Given exercise | Copy each line below exactly and leave the pictures out.

--- Listed records ---

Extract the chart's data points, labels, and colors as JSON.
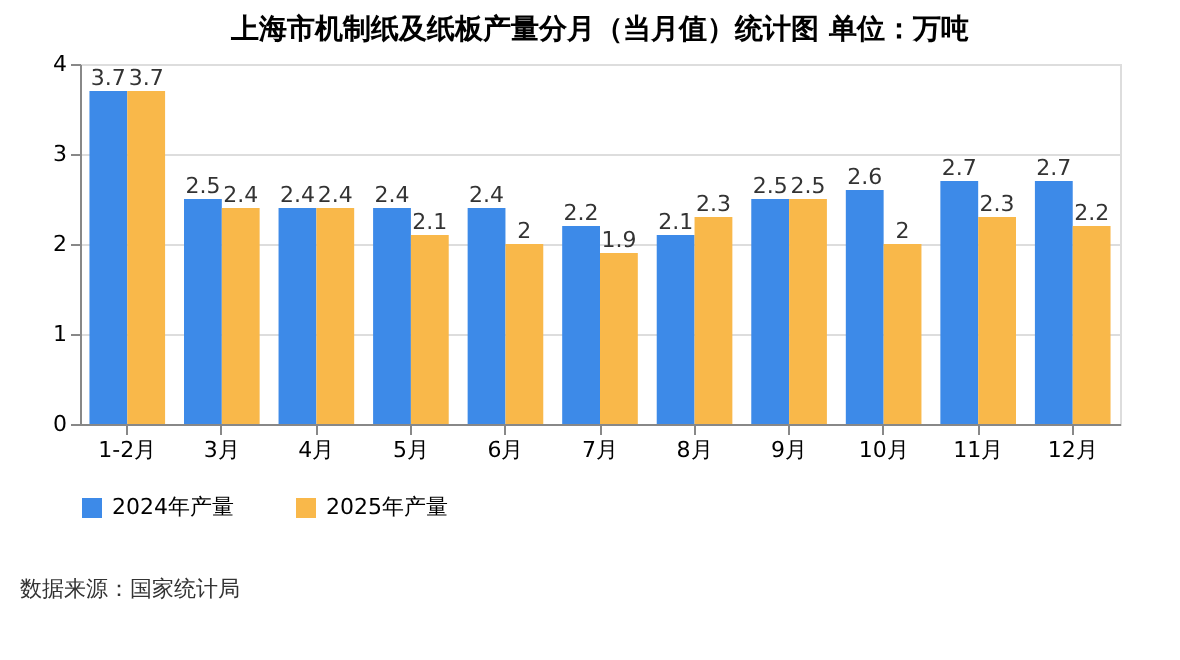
{
  "chart_data": {
    "type": "bar",
    "title": "上海市机制纸及纸板产量分月（当月值）统计图 单位：万吨",
    "categories": [
      "1-2月",
      "3月",
      "4月",
      "5月",
      "6月",
      "7月",
      "8月",
      "9月",
      "10月",
      "11月",
      "12月"
    ],
    "series": [
      {
        "name": "2024年产量",
        "color": "#3d8ae8",
        "values": [
          3.7,
          2.5,
          2.4,
          2.4,
          2.4,
          2.2,
          2.1,
          2.5,
          2.6,
          2.7,
          2.7
        ]
      },
      {
        "name": "2025年产量",
        "color": "#f9b84a",
        "values": [
          3.7,
          2.4,
          2.4,
          2.1,
          2,
          1.9,
          2.3,
          2.5,
          2,
          2.3,
          2.2
        ]
      }
    ],
    "ylim": [
      0,
      4
    ],
    "yticks": [
      0,
      1,
      2,
      3,
      4
    ],
    "grid": "y",
    "legend": "bottom",
    "data_labels": true,
    "annotations": [
      "数据来源：国家统计局"
    ]
  }
}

---

Task answer |
Extract the chart's data points, labels, and colors as JSON.
{
  "chart_data": {
    "type": "bar",
    "title": "上海市机制纸及纸板产量分月（当月值）统计图 单位：万吨",
    "categories": [
      "1-2月",
      "3月",
      "4月",
      "5月",
      "6月",
      "7月",
      "8月",
      "9月",
      "10月",
      "11月",
      "12月"
    ],
    "series": [
      {
        "name": "2024年产量",
        "color": "#3d8ae8",
        "values": [
          3.7,
          2.5,
          2.4,
          2.4,
          2.4,
          2.2,
          2.1,
          2.5,
          2.6,
          2.7,
          2.7
        ]
      },
      {
        "name": "2025年产量",
        "color": "#f9b84a",
        "values": [
          3.7,
          2.4,
          2.4,
          2.1,
          2,
          1.9,
          2.3,
          2.5,
          2,
          2.3,
          2.2
        ]
      }
    ],
    "ylim": [
      0,
      4
    ],
    "yticks": [
      0,
      1,
      2,
      3,
      4
    ],
    "grid": "y",
    "legend": "bottom",
    "data_labels": true,
    "annotations": [
      "数据来源：国家统计局"
    ]
  }
}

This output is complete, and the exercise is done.